- [PROBLEM STATEMENT] Please recast the listing below as a Markdown table with two columns, Row and Line, giving each line its own numbered row and leaving out blank lines. Omit the pictures from the answer.

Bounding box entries
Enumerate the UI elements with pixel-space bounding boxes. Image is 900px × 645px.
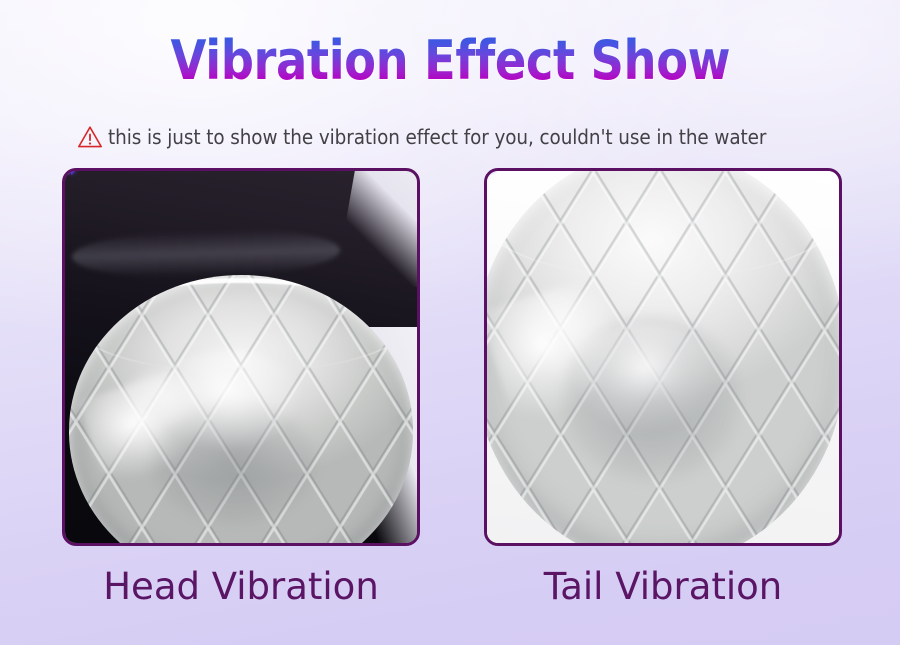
glass-bowl [487, 171, 839, 543]
panel-head-vibration[interactable]: ▲ ⏻ ▼ [62, 168, 420, 546]
water-droplet [65, 171, 69, 175]
page-title: Vibration Effect Show [170, 34, 730, 88]
water-ripple [518, 290, 615, 365]
caption-tail-vibration: Tail Vibration [484, 565, 842, 608]
photo-tail-vibration: ◀ ⏻ ▶ [487, 171, 839, 543]
panel-tail-vibration[interactable]: ◀ ⏻ ▶ [484, 168, 842, 546]
glass-bowl [69, 275, 414, 543]
page-title-wrapper: Vibration Effect Show [0, 34, 900, 88]
photo-head-vibration: ▲ ⏻ ▼ [65, 171, 417, 543]
warning-triangle-icon [77, 125, 103, 149]
notice-banner: this is just to show the vibration effec… [0, 125, 900, 149]
water-droplet [487, 171, 490, 174]
panel-captions: Head Vibration Tail Vibration [0, 565, 900, 627]
notice-text: this is just to show the vibration effec… [108, 125, 766, 149]
caption-head-vibration: Head Vibration [62, 565, 420, 608]
demo-panels: ▲ ⏻ ▼ [0, 168, 900, 548]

- [REPLY]
| Row | Line |
|---|---|
| 1 | Enumerate the UI elements with pixel-space bounding boxes. Image is 900px × 645px. |
| 2 | glass-bowl [487, 171, 839, 543] |
| 3 | panel-head-vibration[interactable]: ▲ ⏻ ▼ [62, 168, 420, 546] |
| 4 | water-droplet [65, 171, 69, 175] |
| 5 | page-title: Vibration Effect Show [170, 34, 730, 88] |
| 6 | water-ripple [518, 290, 615, 365] |
| 7 | caption-tail-vibration: Tail Vibration [484, 565, 842, 608] |
| 8 | photo-tail-vibration: ◀ ⏻ ▶ [487, 171, 839, 543] |
| 9 | panel-tail-vibration[interactable]: ◀ ⏻ ▶ [484, 168, 842, 546] |
| 10 | glass-bowl [69, 275, 414, 543] |
| 11 | page-title-wrapper: Vibration Effect Show [0, 34, 900, 88] |
| 12 | photo-head-vibration: ▲ ⏻ ▼ [65, 171, 417, 543] |
| 13 | warning-triangle-icon [77, 125, 103, 149] |
| 14 | notice-banner: this is just to show the vibration effec… [0, 125, 900, 149] |
| 15 | water-droplet [487, 171, 490, 174] |
| 16 | panel-captions: Head Vibration Tail Vibration [0, 565, 900, 627] |
| 17 | notice-text: this is just to show the vibration effec… [108, 125, 766, 149] |
| 18 | caption-head-vibration: Head Vibration [62, 565, 420, 608] |
| 19 | demo-panels: ▲ ⏻ ▼ [0, 168, 900, 548] |